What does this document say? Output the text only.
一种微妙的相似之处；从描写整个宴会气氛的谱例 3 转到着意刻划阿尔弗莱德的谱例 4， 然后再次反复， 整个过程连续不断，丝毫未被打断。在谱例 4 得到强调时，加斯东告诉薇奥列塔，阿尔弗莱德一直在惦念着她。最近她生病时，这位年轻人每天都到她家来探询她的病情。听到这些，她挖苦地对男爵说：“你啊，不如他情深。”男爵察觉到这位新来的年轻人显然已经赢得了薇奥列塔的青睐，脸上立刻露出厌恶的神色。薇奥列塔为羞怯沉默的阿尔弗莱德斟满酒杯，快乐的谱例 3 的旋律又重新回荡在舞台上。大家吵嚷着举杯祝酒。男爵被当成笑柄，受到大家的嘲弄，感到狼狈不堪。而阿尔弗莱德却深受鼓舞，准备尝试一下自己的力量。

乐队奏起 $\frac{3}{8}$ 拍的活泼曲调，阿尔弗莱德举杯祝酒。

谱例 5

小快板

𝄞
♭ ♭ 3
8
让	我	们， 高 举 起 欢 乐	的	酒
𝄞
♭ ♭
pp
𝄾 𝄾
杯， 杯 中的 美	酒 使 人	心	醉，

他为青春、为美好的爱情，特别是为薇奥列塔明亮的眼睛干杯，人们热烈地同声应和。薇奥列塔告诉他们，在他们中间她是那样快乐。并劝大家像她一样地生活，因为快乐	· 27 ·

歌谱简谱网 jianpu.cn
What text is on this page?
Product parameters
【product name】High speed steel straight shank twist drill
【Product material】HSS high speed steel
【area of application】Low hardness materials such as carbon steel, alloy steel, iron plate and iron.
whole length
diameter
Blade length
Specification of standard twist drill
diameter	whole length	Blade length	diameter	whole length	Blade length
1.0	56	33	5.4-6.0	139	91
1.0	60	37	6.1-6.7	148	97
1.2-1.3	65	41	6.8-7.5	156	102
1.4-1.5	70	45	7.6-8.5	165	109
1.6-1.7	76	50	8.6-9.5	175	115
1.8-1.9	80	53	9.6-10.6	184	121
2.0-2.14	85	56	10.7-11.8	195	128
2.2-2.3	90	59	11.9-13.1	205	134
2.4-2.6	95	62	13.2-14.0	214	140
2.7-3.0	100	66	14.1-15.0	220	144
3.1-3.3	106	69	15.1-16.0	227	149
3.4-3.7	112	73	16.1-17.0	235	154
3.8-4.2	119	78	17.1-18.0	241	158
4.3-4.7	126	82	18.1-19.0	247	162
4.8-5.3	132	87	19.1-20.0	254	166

* _TASK DETAILS_
Transcribe the whole listing with nothing added or left out.

* _TASK SOLUTION_
What does this document say? Output the text only.
一种微妙的相似之处；从描写整个宴会气氛的谱例 3 转到着意刻划阿尔弗莱德的谱例 4， 然后再次反复， 整个过程连续不断，丝毫未被打断。在谱例 4 得到强调时，加斯东告诉薇奥列塔，阿尔弗莱德一直在惦念着她。最近她生病时，这位年轻人每天都到她家来探询她的病情。听到这些，她挖苦地对男爵说：“你啊，不如他情深。”男爵察觉到这位新来的年轻人显然已经赢得了薇奥列塔的青睐，脸上立刻露出厌恶的神色。薇奥列塔为羞怯沉默的阿尔弗莱德斟满酒杯，快乐的谱例 3 的旋律又重新回荡在舞台上。大家吵嚷着举杯祝酒。男爵被当成笑柄，受到大家的嘲弄，感到狼狈不堪。而阿尔弗莱德却深受鼓舞，准备尝试一下自己的力量。

乐队奏起 $\frac{3}{8}$ 拍的活泼曲调，阿尔弗莱德举杯祝酒。

谱例 5

小快板

𝄞
♭ ♭ 3
8
让	我	们， 高 举 起 欢 乐	的	酒
𝄞
♭ ♭
pp
𝄾 𝄾
杯， 杯 中的 美	酒 使 人	心	醉，

他为青春、为美好的爱情，特别是为薇奥列塔明亮的眼睛干杯，人们热烈地同声应和。薇奥列塔告诉他们，在他们中间她是那样快乐。并劝大家像她一样地生活，因为快乐	· 27 ·

歌谱简谱网 jianpu.cn
What text is on this page?
Product parameters
【product name】High speed steel straight shank twist drill
【Product material】HSS high speed steel
【area of application】Low hardness materials such as carbon steel, alloy steel, iron plate and iron.
whole length
diameter
Blade length
Specification of standard twist drill
diameter	whole length	Blade length	diameter	whole length	Blade length
1.0	56	33	5.4-6.0	139	91
1.0	60	37	6.1-6.7	148	97
1.2-1.3	65	41	6.8-7.5	156	102
1.4-1.5	70	45	7.6-8.5	165	109
1.6-1.7	76	50	8.6-9.5	175	115
1.8-1.9	80	53	9.6-10.6	184	121
2.0-2.14	85	56	10.7-11.8	195	128
2.2-2.3	90	59	11.9-13.1	205	134
2.4-2.6	95	62	13.2-14.0	214	140
2.7-3.0	100	66	14.1-15.0	220	144
3.1-3.3	106	69	15.1-16.0	227	149
3.4-3.7	112	73	16.1-17.0	235	154
3.8-4.2	119	78	17.1-18.0	241	158
4.3-4.7	126	82	18.1-19.0	247	162
4.8-5.3	132	87	19.1-20.0	254	166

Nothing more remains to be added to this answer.